**AIM**
Copy out each line that includes the word "Toàn".

**MATERIAL PROVIDED**
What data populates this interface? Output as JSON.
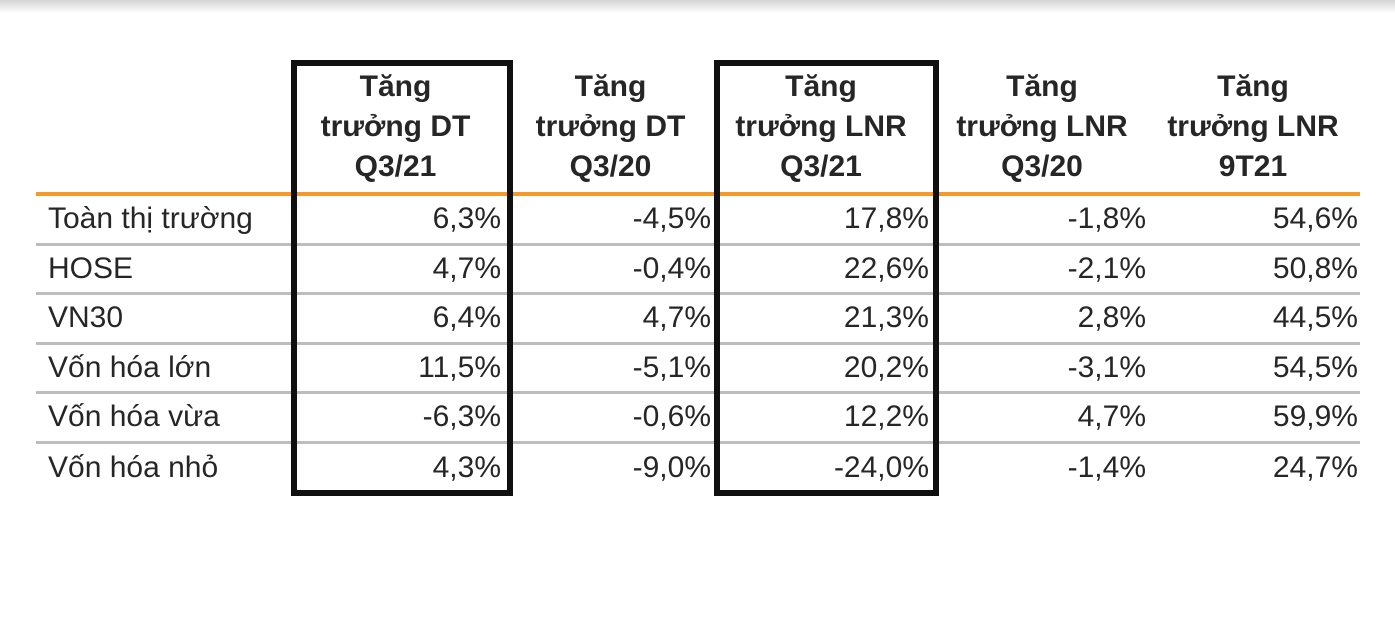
{
  "page": {
    "background": "#ffffff"
  },
  "colors": {
    "accent_orange_header_rule": "#F59A28",
    "row_divider_gray": "#BDBDBD",
    "highlight_box_black": "#101010",
    "text_dark": "#262626"
  },
  "table": {
    "header": {
      "columns": [
        {
          "lines": [
            "Tăng",
            "trưởng DT",
            "Q3/21"
          ],
          "highlighted": true
        },
        {
          "lines": [
            "Tăng",
            "trưởng DT",
            "Q3/20"
          ],
          "highlighted": false
        },
        {
          "lines": [
            "Tăng",
            "trưởng LNR",
            "Q3/21"
          ],
          "highlighted": true
        },
        {
          "lines": [
            "Tăng",
            "trưởng LNR",
            "Q3/20"
          ],
          "highlighted": false
        },
        {
          "lines": [
            "Tăng",
            "trưởng LNR",
            "9T21"
          ],
          "highlighted": false
        }
      ]
    },
    "rows": [
      {
        "label": "Toàn thị trường",
        "values": [
          "6,3%",
          "-4,5%",
          "17,8%",
          "-1,8%",
          "54,6%"
        ]
      },
      {
        "label": "HOSE",
        "values": [
          "4,7%",
          "-0,4%",
          "22,6%",
          "-2,1%",
          "50,8%"
        ]
      },
      {
        "label": "VN30",
        "values": [
          "6,4%",
          "4,7%",
          "21,3%",
          "2,8%",
          "44,5%"
        ]
      },
      {
        "label": "Vốn hóa lớn",
        "values": [
          "11,5%",
          "-5,1%",
          "20,2%",
          "-3,1%",
          "54,5%"
        ]
      },
      {
        "label": "Vốn hóa vừa",
        "values": [
          "-6,3%",
          "-0,6%",
          "12,2%",
          "4,7%",
          "59,9%"
        ]
      },
      {
        "label": "Vốn hóa nhỏ",
        "values": [
          "4,3%",
          "-9,0%",
          "-24,0%",
          "-1,4%",
          "24,7%"
        ]
      }
    ]
  },
  "chart_data": {
    "type": "table",
    "columns": [
      "",
      "Tăng trưởng DT Q3/21",
      "Tăng trưởng DT Q3/20",
      "Tăng trưởng LNR Q3/21",
      "Tăng trưởng LNR Q3/20",
      "Tăng trưởng LNR 9T21"
    ],
    "rows": [
      [
        "Toàn thị trường",
        "6,3%",
        "-4,5%",
        "17,8%",
        "-1,8%",
        "54,6%"
      ],
      [
        "HOSE",
        "4,7%",
        "-0,4%",
        "22,6%",
        "-2,1%",
        "50,8%"
      ],
      [
        "VN30",
        "6,4%",
        "4,7%",
        "21,3%",
        "2,8%",
        "44,5%"
      ],
      [
        "Vốn hóa lớn",
        "11,5%",
        "-5,1%",
        "20,2%",
        "-3,1%",
        "54,5%"
      ],
      [
        "Vốn hóa vừa",
        "-6,3%",
        "-0,6%",
        "12,2%",
        "4,7%",
        "59,9%"
      ],
      [
        "Vốn hóa nhỏ",
        "4,3%",
        "-9,0%",
        "-24,0%",
        "-1,4%",
        "24,7%"
      ]
    ],
    "highlighted_columns": [
      "Tăng trưởng DT Q3/21",
      "Tăng trưởng LNR Q3/21"
    ]
  }
}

**PROBLEM SOLUTION**
        "label": "Toàn thị trường",
        "Toàn thị trường",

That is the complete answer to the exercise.